■ DATASET RECORDS ■
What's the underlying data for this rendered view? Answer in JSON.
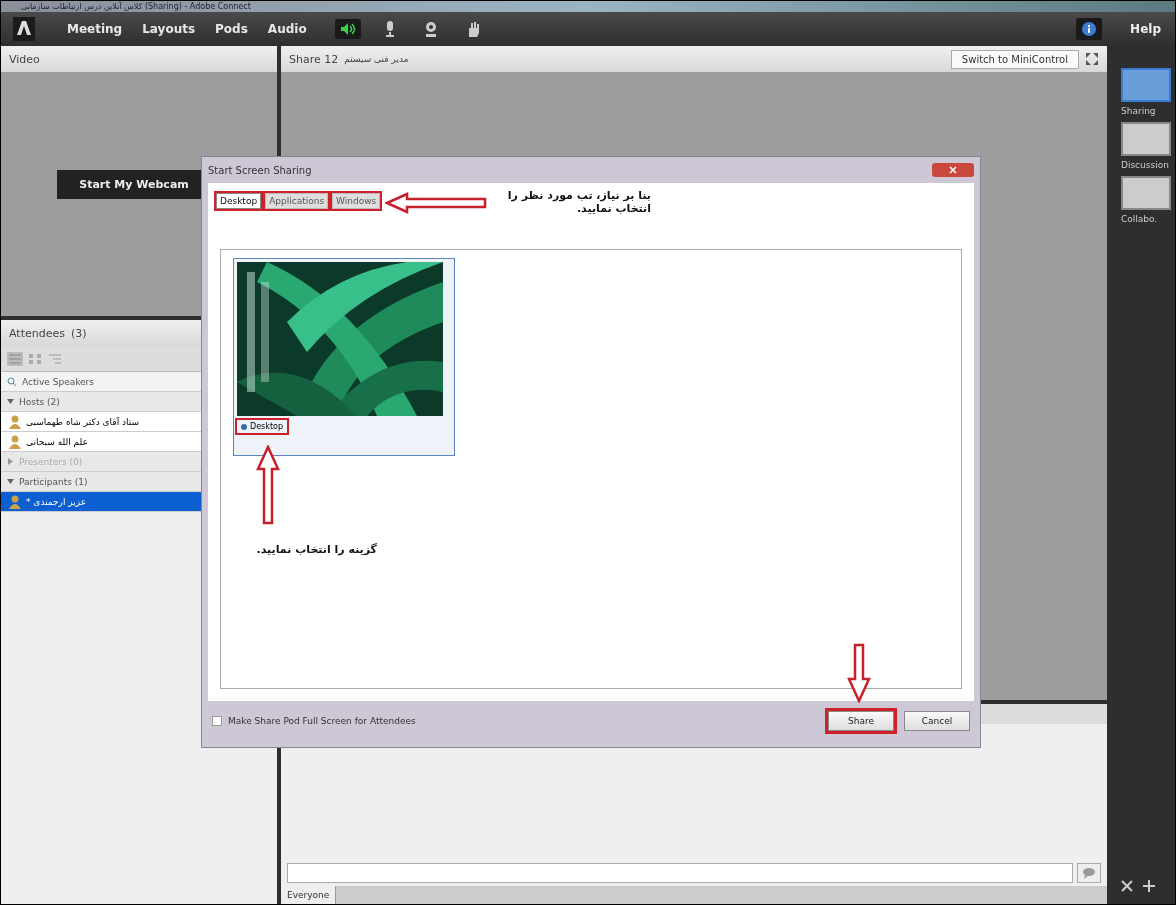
{
  "window": {
    "title": "کلاس آنلاین درس ارتباطات سازمانی (Sharing) - Adobe Connect"
  },
  "menu": [
    {
      "label": "Meeting"
    },
    {
      "label": "Layouts"
    },
    {
      "label": "Pods"
    },
    {
      "label": "Audio"
    }
  ],
  "audio_controls": {
    "speaker_on": true
  },
  "help": {
    "label": "Help"
  },
  "video_pod": {
    "title": "Video",
    "button": "Start My Webcam"
  },
  "attendees_pod": {
    "title": "Attendees",
    "count": "(3)",
    "active_speakers": "Active Speakers",
    "groups": [
      {
        "label": "Hosts (2)",
        "expanded": true,
        "disabled": false,
        "children": [
          {
            "name": "ستاد آقای دکتر شاه طهماسبی",
            "selected": false
          },
          {
            "name": "علم الله سبحانی",
            "selected": false
          }
        ]
      },
      {
        "label": "Presenters (0)",
        "expanded": false,
        "disabled": true
      },
      {
        "label": "Participants (1)",
        "expanded": true,
        "disabled": false,
        "children": [
          {
            "name": "عزیز ارجمندی *",
            "selected": true
          }
        ]
      }
    ]
  },
  "share_pod": {
    "title": "Share 12",
    "subtitle": "مدیر فنی سیستم",
    "button": "Switch to MiniControl"
  },
  "layouts": [
    {
      "label": "Sharing",
      "selected": true
    },
    {
      "label": "Discussion",
      "selected": false
    },
    {
      "label": "Collabo.",
      "selected": false
    }
  ],
  "dialog": {
    "title": "Start Screen Sharing",
    "tabs": [
      {
        "label": "Desktop",
        "selected": true,
        "highlighted": true
      },
      {
        "label": "Applications",
        "selected": false,
        "highlighted": true
      },
      {
        "label": "Windows",
        "selected": false,
        "highlighted": true
      }
    ],
    "items": [
      {
        "label": "Desktop",
        "selected": true,
        "highlighted": true
      }
    ],
    "fullscreen_option": {
      "label": "Make Share Pod Full Screen for Attendees",
      "checked": false
    },
    "buttons": [
      {
        "label": "Share",
        "highlighted": true
      },
      {
        "label": "Cancel",
        "highlighted": false
      }
    ]
  },
  "annotations": [
    {
      "text": "بنا بر نیاز، تب مورد نظر را انتخاب نمایید."
    },
    {
      "text": "گزینه را انتخاب نمایید."
    }
  ],
  "chat_pod": {
    "tabs": [
      {
        "label": "Everyone",
        "selected": true
      }
    ]
  }
}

■ WRITTEN INSTRUCTION ■
Transcribe the preceding listing in its entirety and with exact wording, leaving out pictures.

■ PROBLEM SOLUTION ■
What's the underlying data for this rendered view? Answer in JSON.
{
  "window": {
    "title": "کلاس آنلاین درس ارتباطات سازمانی (Sharing) - Adobe Connect"
  },
  "menu": [
    {
      "label": "Meeting"
    },
    {
      "label": "Layouts"
    },
    {
      "label": "Pods"
    },
    {
      "label": "Audio"
    }
  ],
  "audio_controls": {
    "speaker_on": true
  },
  "help": {
    "label": "Help"
  },
  "video_pod": {
    "title": "Video",
    "button": "Start My Webcam"
  },
  "attendees_pod": {
    "title": "Attendees",
    "count": "(3)",
    "active_speakers": "Active Speakers",
    "groups": [
      {
        "label": "Hosts (2)",
        "expanded": true,
        "disabled": false,
        "children": [
          {
            "name": "ستاد آقای دکتر شاه طهماسبی",
            "selected": false
          },
          {
            "name": "علم الله سبحانی",
            "selected": false
          }
        ]
      },
      {
        "label": "Presenters (0)",
        "expanded": false,
        "disabled": true
      },
      {
        "label": "Participants (1)",
        "expanded": true,
        "disabled": false,
        "children": [
          {
            "name": "عزیز ارجمندی *",
            "selected": true
          }
        ]
      }
    ]
  },
  "share_pod": {
    "title": "Share 12",
    "subtitle": "مدیر فنی سیستم",
    "button": "Switch to MiniControl"
  },
  "layouts": [
    {
      "label": "Sharing",
      "selected": true
    },
    {
      "label": "Discussion",
      "selected": false
    },
    {
      "label": "Collabo.",
      "selected": false
    }
  ],
  "dialog": {
    "title": "Start Screen Sharing",
    "tabs": [
      {
        "label": "Desktop",
        "selected": true,
        "highlighted": true
      },
      {
        "label": "Applications",
        "selected": false,
        "highlighted": true
      },
      {
        "label": "Windows",
        "selected": false,
        "highlighted": true
      }
    ],
    "items": [
      {
        "label": "Desktop",
        "selected": true,
        "highlighted": true
      }
    ],
    "fullscreen_option": {
      "label": "Make Share Pod Full Screen for Attendees",
      "checked": false
    },
    "buttons": [
      {
        "label": "Share",
        "highlighted": true
      },
      {
        "label": "Cancel",
        "highlighted": false
      }
    ]
  },
  "annotations": [
    {
      "text": "بنا بر نیاز، تب مورد نظر را انتخاب نمایید."
    },
    {
      "text": "گزینه را انتخاب نمایید."
    }
  ],
  "chat_pod": {
    "tabs": [
      {
        "label": "Everyone",
        "selected": true
      }
    ]
  }
}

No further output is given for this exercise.